▶ _GOAL_:
Copy out all lines of the records in which the word "that" appears.

____ EXTRACTED RECORDS

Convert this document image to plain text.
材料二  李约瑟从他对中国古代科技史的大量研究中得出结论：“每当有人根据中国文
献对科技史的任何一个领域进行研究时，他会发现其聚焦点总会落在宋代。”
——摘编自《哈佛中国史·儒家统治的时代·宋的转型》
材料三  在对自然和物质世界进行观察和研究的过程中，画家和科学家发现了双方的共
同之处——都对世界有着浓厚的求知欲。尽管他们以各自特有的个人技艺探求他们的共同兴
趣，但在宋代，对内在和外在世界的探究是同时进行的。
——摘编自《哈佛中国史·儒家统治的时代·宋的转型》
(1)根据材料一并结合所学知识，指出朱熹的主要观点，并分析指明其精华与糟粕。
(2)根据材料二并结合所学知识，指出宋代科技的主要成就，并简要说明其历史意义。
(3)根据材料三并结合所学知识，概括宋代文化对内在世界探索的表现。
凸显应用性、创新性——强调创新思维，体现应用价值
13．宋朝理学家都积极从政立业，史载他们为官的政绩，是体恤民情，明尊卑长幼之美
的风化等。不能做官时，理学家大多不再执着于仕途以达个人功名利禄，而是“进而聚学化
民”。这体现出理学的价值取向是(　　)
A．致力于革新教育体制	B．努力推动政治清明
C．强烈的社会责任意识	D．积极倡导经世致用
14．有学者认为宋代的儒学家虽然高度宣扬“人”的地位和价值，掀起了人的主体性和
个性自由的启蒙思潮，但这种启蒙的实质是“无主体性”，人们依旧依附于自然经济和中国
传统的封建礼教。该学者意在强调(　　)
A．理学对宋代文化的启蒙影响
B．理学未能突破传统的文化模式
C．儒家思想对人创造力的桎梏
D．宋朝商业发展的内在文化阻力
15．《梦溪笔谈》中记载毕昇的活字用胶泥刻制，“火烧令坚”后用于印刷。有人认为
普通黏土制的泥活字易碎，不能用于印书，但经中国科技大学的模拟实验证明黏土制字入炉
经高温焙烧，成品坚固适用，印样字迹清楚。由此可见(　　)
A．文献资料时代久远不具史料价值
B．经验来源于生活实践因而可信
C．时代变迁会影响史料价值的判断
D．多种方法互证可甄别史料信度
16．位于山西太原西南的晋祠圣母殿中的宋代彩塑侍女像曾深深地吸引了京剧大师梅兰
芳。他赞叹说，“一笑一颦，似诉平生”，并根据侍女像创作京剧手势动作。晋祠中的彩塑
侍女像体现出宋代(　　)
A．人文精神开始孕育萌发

________
____ EXTRACTED RECORDS

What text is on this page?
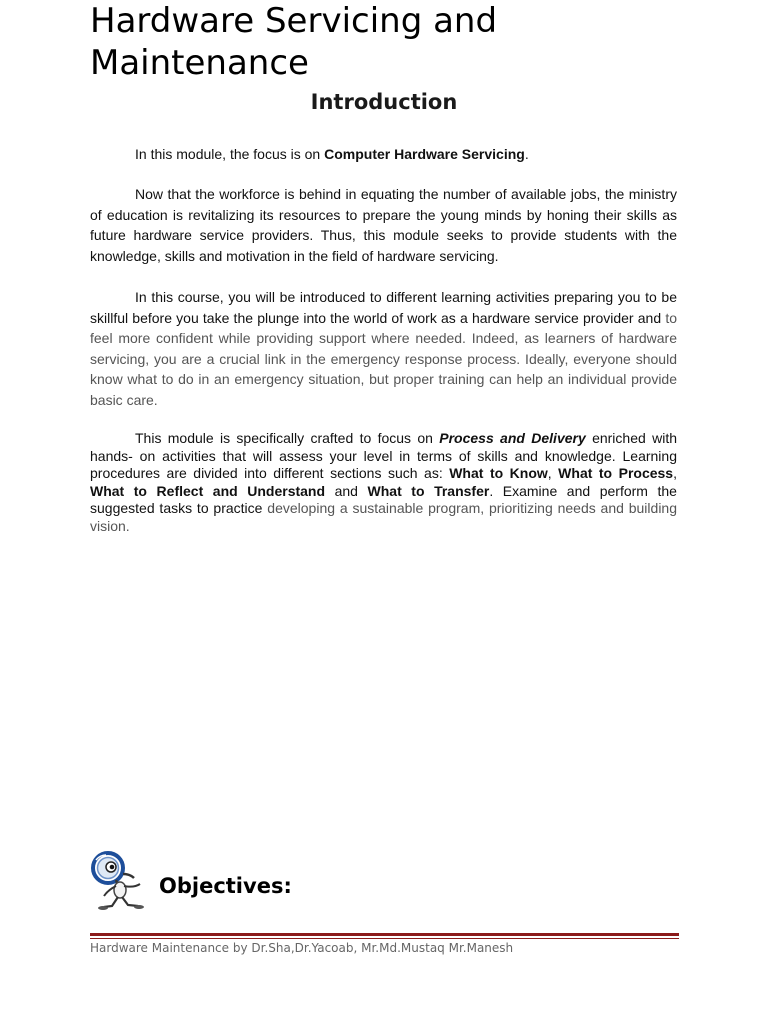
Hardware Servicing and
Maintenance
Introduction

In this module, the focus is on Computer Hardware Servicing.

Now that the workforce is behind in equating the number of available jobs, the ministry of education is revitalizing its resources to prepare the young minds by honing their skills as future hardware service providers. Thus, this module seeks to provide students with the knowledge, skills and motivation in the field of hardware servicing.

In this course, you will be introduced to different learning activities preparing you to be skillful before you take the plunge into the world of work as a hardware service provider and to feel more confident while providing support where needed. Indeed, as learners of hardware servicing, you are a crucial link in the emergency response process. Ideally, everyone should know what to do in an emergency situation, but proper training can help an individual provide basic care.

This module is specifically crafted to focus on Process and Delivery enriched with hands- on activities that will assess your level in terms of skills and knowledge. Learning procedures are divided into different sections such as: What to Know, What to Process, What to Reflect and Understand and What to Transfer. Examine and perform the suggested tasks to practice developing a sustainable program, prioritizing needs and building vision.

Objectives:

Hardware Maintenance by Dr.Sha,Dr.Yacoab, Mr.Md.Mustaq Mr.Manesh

________

▶ _WRITTEN SOLUTION_:
Now that the workforce is behind in equating the number of available jobs, the ministry of education is revitalizing its resources to prepare the young minds by honing their skills as future hardware service providers. Thus, this module seeks to provide students with the knowledge, skills and motivation in the field of hardware servicing.
This module is specifically crafted to focus on Process and Delivery enriched with hands- on activities that will assess your level in terms of skills and knowledge. Learning procedures are divided into different sections such as: What to Know, What to Process, What to Reflect and Understand and What to Transfer. Examine and perform the suggested tasks to practice developing a sustainable program, prioritizing needs and building vision.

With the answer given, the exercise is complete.